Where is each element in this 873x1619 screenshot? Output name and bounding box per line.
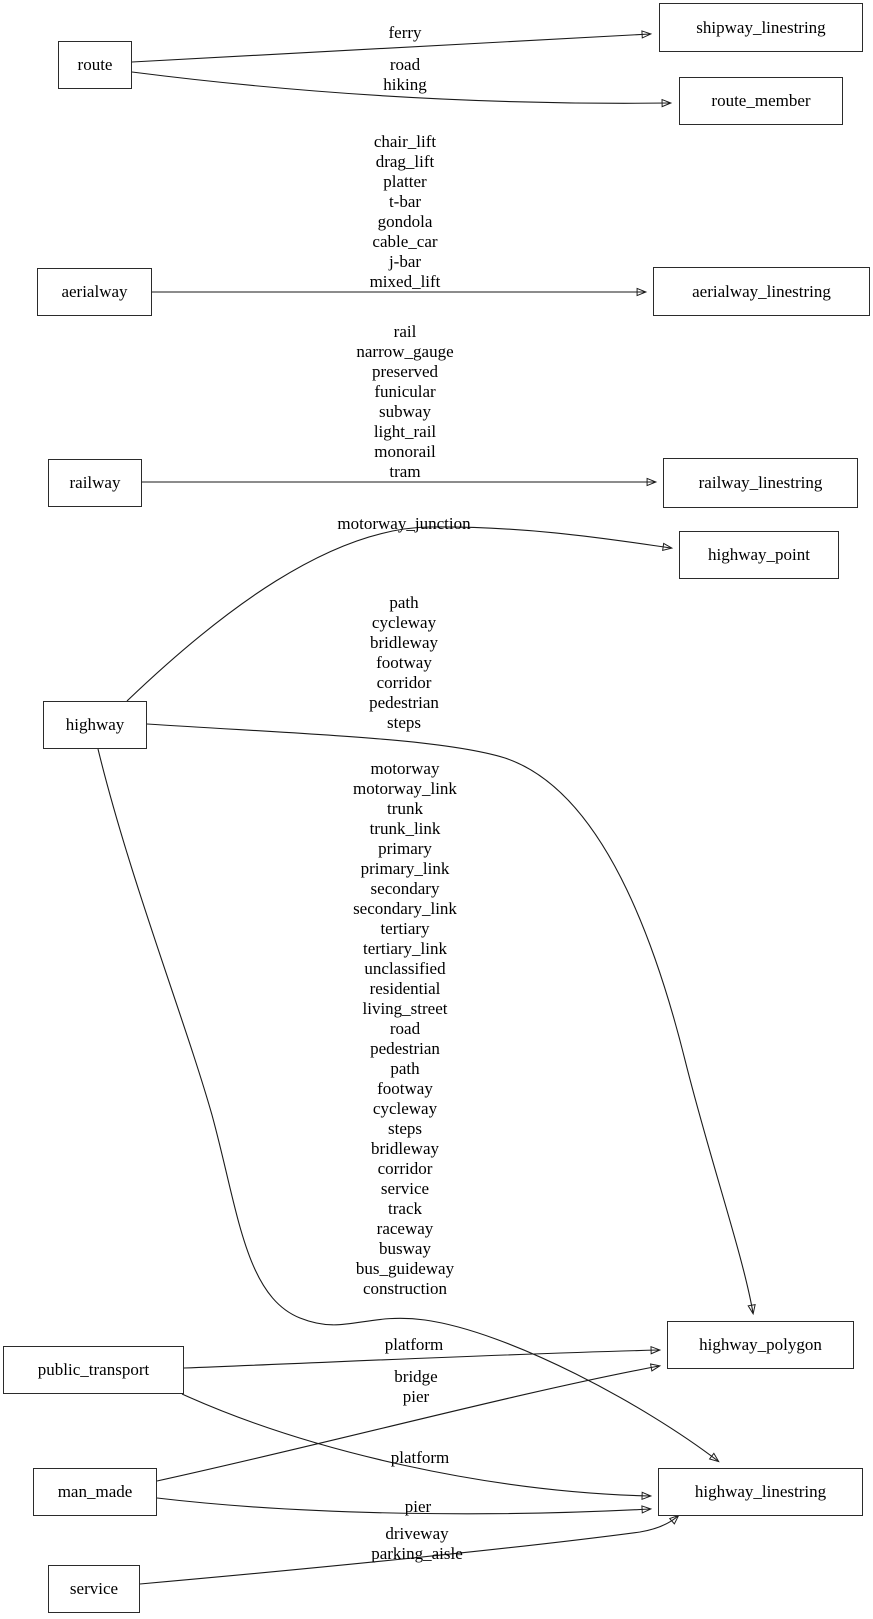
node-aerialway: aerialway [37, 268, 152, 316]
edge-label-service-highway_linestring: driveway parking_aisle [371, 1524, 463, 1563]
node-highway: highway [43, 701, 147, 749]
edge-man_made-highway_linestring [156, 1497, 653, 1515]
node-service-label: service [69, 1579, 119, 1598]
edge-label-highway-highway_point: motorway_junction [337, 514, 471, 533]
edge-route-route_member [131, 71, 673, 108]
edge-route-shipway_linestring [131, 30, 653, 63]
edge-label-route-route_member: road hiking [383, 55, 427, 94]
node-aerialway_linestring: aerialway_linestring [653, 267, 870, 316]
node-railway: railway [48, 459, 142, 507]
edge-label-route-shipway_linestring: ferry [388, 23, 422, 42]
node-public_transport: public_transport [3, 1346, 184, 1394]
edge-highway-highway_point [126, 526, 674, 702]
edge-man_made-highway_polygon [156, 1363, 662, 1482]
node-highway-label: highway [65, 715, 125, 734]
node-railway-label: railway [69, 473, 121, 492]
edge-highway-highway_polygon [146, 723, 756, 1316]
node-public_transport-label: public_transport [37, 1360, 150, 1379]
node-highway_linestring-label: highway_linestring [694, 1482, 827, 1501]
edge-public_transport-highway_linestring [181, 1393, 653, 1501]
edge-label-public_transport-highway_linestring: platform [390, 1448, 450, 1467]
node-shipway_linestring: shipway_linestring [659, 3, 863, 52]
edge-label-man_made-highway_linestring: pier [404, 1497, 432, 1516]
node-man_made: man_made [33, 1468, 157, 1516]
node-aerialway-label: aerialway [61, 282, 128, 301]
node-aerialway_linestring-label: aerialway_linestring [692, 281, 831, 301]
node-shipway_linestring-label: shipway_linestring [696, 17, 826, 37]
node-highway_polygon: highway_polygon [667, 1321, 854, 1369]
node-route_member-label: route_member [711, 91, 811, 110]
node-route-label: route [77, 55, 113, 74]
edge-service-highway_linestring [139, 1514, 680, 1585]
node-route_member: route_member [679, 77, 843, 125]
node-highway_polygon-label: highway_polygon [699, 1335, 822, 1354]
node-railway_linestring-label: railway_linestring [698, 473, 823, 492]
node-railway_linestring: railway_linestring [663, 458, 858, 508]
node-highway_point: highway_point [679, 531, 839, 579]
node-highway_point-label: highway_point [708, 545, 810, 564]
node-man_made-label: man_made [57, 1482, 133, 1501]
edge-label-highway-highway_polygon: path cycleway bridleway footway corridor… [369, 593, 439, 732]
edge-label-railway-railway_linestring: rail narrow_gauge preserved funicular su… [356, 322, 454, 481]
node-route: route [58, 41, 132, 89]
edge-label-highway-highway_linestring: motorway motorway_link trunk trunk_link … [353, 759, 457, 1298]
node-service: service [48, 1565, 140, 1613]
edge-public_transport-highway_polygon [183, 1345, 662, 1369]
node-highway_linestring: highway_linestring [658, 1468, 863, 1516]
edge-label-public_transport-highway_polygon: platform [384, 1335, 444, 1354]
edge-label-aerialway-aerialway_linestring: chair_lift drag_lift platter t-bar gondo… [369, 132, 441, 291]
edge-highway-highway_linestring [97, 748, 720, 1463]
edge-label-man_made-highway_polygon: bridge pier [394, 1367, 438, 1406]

□ □ □ □ □

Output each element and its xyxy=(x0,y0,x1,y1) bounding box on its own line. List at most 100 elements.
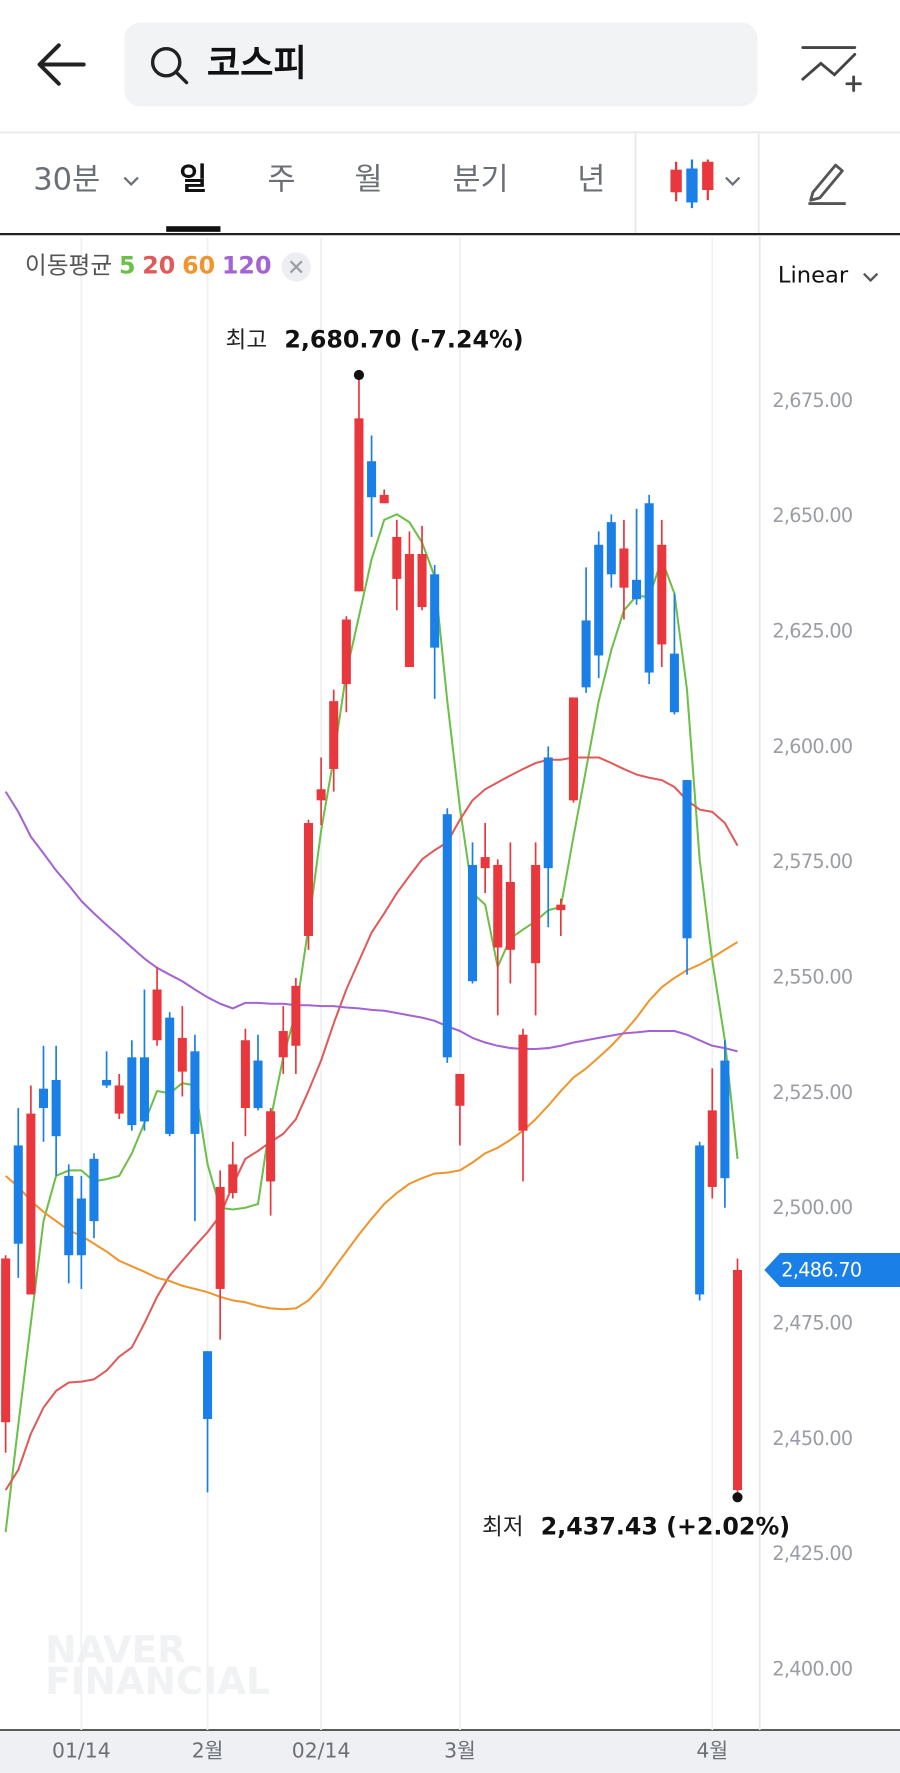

□ □ □ □ □

Task statement
Can you convert the rows between the line holding "Where is each" and the line holding "1335, 822, 1354]", inclusive, into a two-column CSV with the columns "prompt" and "response"? Give one line per request, with its text and its answer each in a single quoted field, replace line breaks with spaces, and leave the pictures out.

Answer to this problem
prompt,response
"Where is each element in this 873x1619 screenshot? Output name and bounding box per line.","node-aerialway: aerialway [37, 268, 152, 316] edge-label-service-highway_linestring: driveway parking_aisle [371, 1524, 463, 1563] node-highway: highway [43, 701, 147, 749] edge-man_made-highway_linestring [156, 1497, 653, 1515] node-service-label: service [69, 1579, 119, 1598] edge-label-highway-highway_point: motorway_junction [337, 514, 471, 533] edge-route-route_member [131, 71, 673, 108] edge-route-shipway_linestring [131, 30, 653, 63] edge-label-route-route_member: road hiking [383, 55, 427, 94] node-aerialway_linestring: aerialway_linestring [653, 267, 870, 316] node-railway: railway [48, 459, 142, 507] edge-label-route-shipway_linestring: ferry [388, 23, 422, 42] node-public_transport: public_transport [3, 1346, 184, 1394] edge-highway-highway_point [126, 526, 674, 702] edge-man_made-highway_polygon [156, 1363, 662, 1482] node-highway-label: highway [65, 715, 125, 734] node-railway-label: railway [69, 473, 121, 492] edge-highway-highway_polygon [146, 723, 756, 1316] node-public_transport-label: public_transport [37, 1360, 150, 1379] node-highway_linestring-label: highway_linestring [694, 1482, 827, 1501] edge-public_transport-highway_linestring [181, 1393, 653, 1501] edge-label-public_transport-highway_linestring: platform [390, 1448, 450, 1467] node-shipway_linestring: shipway_linestring [659, 3, 863, 52] edge-label-man_made-highway_linestring: pier [404, 1497, 432, 1516] node-man_made: man_made [33, 1468, 157, 1516] node-aerialway-label: aerialway [61, 282, 128, 301] node-aerialway_linestring-label: aerialway_linestring [692, 281, 831, 301] node-shipway_linestring-label: shipway_linestring [696, 17, 826, 37] node-highway_polygon: highway_polygon [667, 1321, 854, 1369] node-route_member-label: route_member [711, 91, 811, 110] node-route-label: route [77, 55, 113, 74] edge-service-highway_linestring [139, 1514, 680, 1585] node-route_member: route_member [679, 77, 843, 125] node-highway_polygon-label: highway_polygon [699, 1335, 822, 1354]"